[GOAL] Select the lines that contain "defend" and copy each of them.

* BEGIN *

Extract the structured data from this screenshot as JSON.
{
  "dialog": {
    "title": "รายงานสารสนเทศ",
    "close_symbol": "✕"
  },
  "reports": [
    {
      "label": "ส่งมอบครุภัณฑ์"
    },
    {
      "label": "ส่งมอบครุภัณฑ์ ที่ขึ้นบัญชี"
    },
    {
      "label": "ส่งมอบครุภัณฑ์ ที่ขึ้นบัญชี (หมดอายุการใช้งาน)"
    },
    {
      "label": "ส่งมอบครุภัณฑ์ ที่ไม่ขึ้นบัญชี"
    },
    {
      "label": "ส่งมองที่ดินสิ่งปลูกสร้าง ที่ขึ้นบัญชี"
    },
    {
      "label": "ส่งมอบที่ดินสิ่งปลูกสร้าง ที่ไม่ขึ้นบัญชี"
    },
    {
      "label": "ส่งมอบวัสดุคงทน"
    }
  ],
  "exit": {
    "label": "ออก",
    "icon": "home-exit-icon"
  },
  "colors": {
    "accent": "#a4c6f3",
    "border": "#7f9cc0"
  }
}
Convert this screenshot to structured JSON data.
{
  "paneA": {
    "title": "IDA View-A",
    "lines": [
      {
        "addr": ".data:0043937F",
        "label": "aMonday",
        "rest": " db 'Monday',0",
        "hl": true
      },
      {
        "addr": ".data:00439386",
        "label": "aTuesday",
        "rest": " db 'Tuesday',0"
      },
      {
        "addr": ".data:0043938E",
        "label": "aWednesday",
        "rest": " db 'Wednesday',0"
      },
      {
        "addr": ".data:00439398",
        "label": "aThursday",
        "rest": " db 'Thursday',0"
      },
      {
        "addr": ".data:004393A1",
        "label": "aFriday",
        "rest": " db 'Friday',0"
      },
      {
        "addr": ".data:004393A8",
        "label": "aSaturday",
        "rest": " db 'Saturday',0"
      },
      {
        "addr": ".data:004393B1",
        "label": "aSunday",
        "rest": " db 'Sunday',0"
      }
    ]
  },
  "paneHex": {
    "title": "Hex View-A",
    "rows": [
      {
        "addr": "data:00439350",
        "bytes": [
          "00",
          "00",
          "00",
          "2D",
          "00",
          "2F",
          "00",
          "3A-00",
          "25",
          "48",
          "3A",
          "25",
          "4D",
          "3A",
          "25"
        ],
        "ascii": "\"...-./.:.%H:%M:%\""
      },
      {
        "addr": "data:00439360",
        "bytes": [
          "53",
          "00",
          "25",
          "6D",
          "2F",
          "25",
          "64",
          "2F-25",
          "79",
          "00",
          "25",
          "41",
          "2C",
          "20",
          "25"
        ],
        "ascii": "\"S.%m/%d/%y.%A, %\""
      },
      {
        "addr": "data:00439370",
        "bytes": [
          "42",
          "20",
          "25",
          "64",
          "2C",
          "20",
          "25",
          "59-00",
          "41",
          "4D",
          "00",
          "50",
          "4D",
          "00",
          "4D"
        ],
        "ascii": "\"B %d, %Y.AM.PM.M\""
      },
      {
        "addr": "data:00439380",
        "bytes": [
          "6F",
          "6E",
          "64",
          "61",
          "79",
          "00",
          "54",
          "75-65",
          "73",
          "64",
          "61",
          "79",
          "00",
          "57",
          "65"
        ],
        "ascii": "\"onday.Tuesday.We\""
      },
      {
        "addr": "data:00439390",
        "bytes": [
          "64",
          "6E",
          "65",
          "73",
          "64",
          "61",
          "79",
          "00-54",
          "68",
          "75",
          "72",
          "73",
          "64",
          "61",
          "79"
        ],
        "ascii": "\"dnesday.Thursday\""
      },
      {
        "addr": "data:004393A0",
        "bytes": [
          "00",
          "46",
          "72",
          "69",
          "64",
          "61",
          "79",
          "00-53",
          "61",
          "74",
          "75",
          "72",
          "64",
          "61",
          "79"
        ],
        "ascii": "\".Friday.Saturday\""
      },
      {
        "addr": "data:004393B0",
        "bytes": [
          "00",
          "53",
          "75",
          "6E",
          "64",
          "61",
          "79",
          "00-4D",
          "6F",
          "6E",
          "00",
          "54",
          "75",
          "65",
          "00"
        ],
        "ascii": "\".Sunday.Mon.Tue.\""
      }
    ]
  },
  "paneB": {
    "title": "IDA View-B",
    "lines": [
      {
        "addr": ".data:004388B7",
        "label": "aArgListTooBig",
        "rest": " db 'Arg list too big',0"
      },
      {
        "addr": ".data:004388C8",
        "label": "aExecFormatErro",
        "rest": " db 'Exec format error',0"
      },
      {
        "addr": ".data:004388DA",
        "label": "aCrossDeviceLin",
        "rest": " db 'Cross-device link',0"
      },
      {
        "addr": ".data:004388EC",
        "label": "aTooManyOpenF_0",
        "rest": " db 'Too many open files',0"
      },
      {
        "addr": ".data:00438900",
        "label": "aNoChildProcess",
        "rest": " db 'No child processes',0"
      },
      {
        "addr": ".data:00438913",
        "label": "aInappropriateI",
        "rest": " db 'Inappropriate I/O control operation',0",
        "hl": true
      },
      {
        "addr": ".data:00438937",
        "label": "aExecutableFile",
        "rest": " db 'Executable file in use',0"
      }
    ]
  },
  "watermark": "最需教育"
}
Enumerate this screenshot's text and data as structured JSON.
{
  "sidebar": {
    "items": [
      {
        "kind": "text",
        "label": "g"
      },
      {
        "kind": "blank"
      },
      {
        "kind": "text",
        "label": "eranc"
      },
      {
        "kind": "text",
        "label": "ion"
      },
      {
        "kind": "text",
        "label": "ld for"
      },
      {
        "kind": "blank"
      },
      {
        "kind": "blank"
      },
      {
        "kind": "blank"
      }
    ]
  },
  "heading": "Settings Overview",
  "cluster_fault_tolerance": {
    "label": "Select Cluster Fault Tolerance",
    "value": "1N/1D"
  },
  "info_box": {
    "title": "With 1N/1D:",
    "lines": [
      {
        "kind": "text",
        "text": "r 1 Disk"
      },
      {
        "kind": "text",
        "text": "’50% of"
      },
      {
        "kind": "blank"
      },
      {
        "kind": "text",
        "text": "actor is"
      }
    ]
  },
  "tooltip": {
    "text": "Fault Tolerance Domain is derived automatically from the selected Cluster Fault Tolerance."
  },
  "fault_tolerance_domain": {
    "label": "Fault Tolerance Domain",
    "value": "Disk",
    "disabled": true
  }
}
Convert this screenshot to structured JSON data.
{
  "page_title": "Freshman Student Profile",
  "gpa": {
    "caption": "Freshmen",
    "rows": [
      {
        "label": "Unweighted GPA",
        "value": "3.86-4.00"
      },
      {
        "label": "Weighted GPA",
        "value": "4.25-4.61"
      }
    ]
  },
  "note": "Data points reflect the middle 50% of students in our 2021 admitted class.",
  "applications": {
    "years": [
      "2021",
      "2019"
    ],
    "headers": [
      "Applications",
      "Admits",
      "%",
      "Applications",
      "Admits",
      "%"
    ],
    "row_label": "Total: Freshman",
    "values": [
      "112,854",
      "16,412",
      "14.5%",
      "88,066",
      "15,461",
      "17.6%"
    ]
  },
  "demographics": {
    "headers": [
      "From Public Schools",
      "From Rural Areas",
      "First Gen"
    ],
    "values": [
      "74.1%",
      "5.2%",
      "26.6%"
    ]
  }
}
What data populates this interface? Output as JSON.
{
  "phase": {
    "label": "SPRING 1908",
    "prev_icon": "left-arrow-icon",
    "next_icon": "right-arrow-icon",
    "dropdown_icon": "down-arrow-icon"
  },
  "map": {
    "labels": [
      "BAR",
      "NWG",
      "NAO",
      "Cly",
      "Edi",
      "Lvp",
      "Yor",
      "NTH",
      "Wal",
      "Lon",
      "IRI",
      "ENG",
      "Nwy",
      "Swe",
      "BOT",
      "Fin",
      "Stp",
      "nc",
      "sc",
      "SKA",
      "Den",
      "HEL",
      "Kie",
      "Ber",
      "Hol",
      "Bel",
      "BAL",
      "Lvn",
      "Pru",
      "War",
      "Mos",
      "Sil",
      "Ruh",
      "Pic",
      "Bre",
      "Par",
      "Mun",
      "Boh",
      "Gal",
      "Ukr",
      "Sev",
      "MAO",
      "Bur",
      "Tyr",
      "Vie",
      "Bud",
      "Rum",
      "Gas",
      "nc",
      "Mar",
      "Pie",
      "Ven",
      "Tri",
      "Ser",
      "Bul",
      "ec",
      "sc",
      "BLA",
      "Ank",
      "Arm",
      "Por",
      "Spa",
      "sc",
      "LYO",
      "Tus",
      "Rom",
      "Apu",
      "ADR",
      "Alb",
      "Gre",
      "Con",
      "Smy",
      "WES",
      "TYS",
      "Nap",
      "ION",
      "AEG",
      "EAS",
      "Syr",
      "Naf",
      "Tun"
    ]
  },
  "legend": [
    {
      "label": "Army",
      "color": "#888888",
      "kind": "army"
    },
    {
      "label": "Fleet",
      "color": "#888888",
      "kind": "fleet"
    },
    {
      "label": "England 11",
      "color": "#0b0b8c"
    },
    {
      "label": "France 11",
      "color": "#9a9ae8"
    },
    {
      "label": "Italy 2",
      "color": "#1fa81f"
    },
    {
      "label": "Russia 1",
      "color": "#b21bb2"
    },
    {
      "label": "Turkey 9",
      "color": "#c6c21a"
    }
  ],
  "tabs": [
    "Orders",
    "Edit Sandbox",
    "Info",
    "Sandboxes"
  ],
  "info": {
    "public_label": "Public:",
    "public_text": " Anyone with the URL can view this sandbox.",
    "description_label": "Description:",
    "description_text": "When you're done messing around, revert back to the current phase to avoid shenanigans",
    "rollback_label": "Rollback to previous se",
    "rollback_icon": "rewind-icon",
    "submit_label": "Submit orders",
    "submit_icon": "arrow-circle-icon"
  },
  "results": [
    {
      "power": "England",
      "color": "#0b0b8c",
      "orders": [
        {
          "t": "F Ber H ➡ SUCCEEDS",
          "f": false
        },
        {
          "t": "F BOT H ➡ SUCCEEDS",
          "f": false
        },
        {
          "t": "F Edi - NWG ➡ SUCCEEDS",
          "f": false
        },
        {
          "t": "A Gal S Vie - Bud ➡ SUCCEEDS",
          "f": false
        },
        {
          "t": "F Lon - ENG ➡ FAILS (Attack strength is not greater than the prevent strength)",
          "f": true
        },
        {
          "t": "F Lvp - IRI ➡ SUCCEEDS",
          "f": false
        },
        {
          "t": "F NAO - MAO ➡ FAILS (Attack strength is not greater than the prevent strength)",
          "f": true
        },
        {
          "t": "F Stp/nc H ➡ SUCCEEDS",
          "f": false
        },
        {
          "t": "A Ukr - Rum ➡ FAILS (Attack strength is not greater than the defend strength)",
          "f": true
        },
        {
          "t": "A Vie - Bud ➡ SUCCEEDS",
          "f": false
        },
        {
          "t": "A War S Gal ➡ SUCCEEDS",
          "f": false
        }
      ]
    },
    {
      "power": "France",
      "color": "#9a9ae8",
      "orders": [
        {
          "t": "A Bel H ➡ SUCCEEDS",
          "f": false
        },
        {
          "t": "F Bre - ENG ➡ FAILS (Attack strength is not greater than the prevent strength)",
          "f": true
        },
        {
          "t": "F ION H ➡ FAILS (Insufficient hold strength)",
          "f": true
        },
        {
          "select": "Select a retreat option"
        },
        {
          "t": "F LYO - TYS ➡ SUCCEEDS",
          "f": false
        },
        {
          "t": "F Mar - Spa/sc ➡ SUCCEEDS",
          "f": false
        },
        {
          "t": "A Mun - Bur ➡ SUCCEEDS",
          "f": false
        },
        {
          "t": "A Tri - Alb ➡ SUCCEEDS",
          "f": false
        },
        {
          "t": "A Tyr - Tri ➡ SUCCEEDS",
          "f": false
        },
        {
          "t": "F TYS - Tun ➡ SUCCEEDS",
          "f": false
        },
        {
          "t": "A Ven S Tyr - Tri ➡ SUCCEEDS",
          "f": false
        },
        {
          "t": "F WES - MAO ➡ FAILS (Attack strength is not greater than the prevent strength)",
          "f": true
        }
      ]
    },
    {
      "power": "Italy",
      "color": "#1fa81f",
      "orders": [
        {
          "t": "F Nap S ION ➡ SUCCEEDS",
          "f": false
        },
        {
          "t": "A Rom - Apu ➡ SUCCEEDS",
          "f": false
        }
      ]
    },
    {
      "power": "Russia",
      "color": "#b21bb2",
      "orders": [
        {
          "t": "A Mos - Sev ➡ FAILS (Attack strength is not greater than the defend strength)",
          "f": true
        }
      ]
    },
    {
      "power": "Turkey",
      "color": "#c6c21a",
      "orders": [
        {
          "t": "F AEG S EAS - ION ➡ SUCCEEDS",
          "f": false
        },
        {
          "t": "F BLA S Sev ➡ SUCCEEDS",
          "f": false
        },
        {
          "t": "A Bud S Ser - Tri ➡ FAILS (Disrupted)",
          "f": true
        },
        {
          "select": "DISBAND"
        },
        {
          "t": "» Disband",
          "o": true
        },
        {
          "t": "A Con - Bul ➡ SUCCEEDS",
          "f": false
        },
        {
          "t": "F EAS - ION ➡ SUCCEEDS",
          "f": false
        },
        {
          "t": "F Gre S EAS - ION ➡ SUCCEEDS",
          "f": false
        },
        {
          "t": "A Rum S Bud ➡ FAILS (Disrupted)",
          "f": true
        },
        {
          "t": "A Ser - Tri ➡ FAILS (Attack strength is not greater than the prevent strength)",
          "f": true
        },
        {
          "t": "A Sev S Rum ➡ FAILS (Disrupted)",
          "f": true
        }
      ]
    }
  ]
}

* END *

[RESULT OF THIS EXERCISE]
          "t": "A Ukr - Rum ➡ FAILS (Attack strength is not greater than the defend strength)",
          "t": "A Mos - Sev ➡ FAILS (Attack strength is not greater than the defend strength)",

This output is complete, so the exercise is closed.